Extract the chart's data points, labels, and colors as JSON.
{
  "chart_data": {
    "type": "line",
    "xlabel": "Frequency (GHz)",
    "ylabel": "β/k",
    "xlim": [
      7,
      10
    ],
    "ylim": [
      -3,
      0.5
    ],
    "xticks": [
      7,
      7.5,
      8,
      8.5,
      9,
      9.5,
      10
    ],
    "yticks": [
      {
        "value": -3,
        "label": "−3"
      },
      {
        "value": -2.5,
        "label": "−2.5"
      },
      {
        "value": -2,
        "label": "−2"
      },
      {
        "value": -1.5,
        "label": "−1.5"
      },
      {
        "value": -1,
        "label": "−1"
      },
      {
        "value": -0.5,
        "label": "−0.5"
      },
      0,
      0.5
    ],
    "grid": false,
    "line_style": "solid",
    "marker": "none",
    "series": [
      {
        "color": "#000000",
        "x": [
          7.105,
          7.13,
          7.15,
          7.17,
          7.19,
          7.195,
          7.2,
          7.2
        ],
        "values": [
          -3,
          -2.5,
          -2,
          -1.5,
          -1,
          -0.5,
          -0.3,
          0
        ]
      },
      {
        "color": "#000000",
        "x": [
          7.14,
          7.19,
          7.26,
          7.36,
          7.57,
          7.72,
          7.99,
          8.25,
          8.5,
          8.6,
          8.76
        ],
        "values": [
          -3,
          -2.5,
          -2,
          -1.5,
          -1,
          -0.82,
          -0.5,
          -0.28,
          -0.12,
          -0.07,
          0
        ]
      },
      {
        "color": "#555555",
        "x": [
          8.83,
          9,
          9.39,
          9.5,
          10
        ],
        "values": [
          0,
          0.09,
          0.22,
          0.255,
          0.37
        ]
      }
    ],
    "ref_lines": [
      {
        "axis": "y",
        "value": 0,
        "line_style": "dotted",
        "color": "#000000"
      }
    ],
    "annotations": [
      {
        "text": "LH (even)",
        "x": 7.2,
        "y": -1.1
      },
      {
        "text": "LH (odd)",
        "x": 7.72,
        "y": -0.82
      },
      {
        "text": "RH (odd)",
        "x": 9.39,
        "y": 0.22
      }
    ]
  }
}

━━━━━━━━━━

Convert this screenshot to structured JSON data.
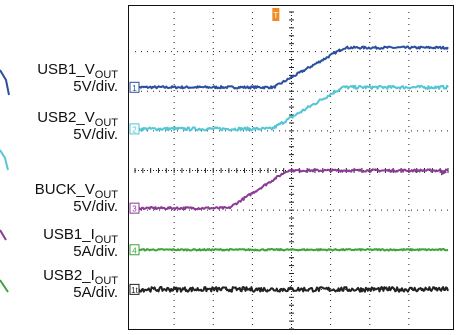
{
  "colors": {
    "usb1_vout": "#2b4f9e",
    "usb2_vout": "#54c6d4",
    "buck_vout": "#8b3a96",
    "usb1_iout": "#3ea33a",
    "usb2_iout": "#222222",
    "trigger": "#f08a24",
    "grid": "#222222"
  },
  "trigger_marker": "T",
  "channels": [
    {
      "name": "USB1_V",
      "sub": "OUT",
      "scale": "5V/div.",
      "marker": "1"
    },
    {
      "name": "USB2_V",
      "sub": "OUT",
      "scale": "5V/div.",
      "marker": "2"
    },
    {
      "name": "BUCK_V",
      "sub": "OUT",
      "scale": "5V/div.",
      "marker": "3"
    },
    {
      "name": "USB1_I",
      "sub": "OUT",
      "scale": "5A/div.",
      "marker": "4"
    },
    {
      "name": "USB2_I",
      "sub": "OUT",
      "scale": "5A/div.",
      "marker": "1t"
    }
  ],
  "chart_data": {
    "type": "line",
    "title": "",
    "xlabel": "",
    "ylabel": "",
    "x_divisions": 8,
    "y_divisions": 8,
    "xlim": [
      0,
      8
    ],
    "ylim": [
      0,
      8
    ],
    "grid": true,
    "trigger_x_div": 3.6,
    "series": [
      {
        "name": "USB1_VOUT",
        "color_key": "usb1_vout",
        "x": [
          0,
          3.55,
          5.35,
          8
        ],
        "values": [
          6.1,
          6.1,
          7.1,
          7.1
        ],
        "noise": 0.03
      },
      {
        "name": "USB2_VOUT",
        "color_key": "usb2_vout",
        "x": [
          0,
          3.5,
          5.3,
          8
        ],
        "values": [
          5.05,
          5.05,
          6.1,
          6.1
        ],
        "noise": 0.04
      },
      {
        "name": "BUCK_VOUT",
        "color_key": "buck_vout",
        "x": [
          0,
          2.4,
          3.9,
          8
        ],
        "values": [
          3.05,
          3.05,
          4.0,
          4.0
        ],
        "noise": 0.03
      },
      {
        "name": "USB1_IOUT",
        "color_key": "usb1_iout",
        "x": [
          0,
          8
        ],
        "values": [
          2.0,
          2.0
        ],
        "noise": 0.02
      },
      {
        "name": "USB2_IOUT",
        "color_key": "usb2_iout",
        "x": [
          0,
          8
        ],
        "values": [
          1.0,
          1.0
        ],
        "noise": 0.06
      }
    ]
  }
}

━━━━━━━━━━

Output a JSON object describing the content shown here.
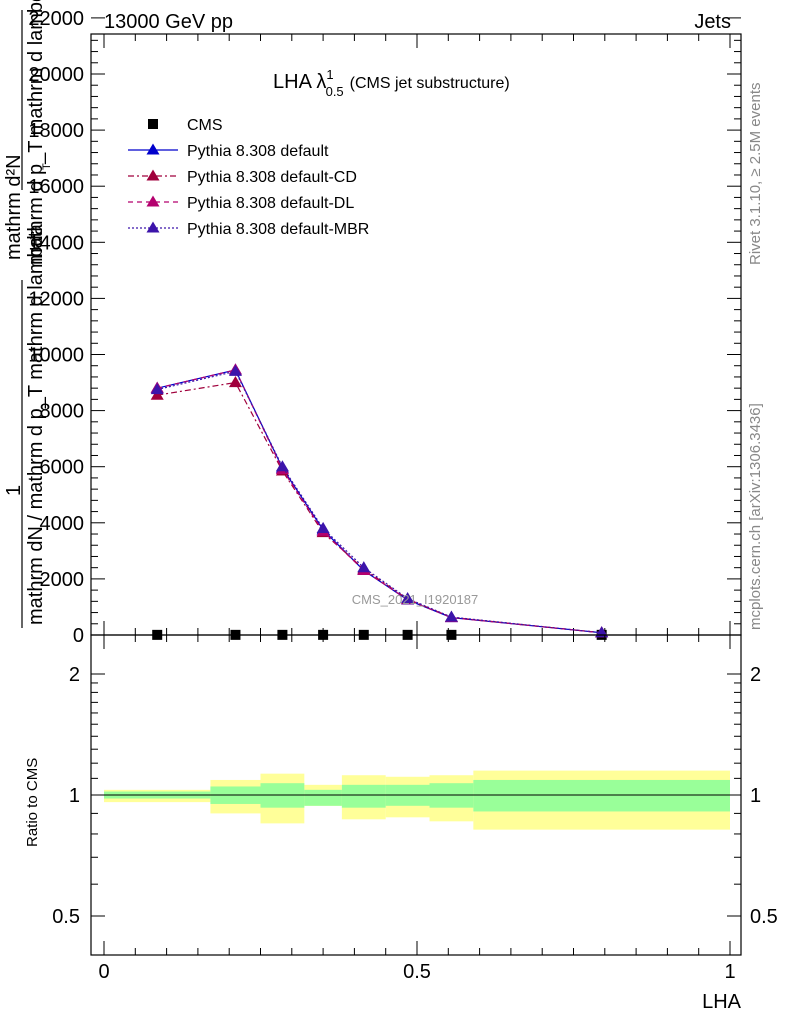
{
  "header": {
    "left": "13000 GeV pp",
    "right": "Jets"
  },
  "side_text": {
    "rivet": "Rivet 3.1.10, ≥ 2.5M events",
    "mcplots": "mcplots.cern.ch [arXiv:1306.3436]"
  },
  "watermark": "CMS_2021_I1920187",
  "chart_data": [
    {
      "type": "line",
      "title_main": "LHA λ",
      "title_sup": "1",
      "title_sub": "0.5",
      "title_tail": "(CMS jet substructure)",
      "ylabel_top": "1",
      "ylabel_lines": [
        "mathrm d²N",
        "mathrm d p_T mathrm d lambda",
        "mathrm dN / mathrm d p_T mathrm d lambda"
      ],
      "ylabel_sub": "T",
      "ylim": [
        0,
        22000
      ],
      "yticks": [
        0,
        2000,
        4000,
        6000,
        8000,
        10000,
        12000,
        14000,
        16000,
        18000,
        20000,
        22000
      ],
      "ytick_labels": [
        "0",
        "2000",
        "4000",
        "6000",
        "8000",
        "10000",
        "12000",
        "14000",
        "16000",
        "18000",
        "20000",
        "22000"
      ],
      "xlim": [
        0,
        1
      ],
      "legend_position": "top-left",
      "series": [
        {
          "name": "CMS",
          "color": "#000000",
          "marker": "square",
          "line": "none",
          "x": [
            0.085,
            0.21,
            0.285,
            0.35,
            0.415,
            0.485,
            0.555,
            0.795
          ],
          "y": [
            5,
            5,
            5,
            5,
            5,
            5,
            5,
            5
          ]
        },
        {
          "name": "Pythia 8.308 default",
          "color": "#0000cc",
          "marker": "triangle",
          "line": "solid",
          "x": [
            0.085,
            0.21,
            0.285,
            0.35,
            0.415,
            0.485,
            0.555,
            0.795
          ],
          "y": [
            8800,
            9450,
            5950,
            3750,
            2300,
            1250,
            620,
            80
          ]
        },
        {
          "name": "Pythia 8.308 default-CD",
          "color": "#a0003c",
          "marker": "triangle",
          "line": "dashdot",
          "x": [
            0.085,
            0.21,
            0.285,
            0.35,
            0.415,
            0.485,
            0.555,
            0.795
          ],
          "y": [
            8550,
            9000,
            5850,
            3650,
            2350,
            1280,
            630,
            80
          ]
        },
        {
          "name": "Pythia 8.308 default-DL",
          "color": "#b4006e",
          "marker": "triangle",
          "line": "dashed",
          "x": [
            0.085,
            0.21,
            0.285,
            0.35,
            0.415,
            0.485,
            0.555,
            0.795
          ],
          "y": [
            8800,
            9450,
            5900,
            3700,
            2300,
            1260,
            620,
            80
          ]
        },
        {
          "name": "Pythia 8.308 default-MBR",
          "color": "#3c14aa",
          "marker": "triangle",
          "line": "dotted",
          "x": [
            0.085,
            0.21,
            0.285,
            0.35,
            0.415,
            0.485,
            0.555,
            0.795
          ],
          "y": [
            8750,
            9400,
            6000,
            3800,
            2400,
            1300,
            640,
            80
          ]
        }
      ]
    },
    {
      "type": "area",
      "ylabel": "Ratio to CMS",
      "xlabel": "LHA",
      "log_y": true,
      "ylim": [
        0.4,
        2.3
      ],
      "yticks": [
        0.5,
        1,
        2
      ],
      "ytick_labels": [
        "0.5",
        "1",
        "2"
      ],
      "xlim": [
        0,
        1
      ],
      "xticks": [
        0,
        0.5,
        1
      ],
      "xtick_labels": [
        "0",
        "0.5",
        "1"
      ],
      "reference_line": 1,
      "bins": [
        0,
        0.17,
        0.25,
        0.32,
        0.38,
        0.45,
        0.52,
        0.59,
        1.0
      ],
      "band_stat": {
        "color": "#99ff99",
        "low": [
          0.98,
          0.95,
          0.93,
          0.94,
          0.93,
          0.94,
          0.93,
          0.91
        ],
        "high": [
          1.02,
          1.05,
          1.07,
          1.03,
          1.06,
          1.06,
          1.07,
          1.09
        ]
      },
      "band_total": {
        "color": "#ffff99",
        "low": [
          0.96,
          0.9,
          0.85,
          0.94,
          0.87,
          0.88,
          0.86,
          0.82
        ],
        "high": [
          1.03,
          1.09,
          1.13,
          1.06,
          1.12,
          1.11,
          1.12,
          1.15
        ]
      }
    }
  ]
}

━━━━━━━━━━

= What you have to do =
Find the string "type" in the records, then copy each line where it occurs.

= Right answer =
    "type": "line",
    "type": "line",
      "type": "line",
      "type": "area",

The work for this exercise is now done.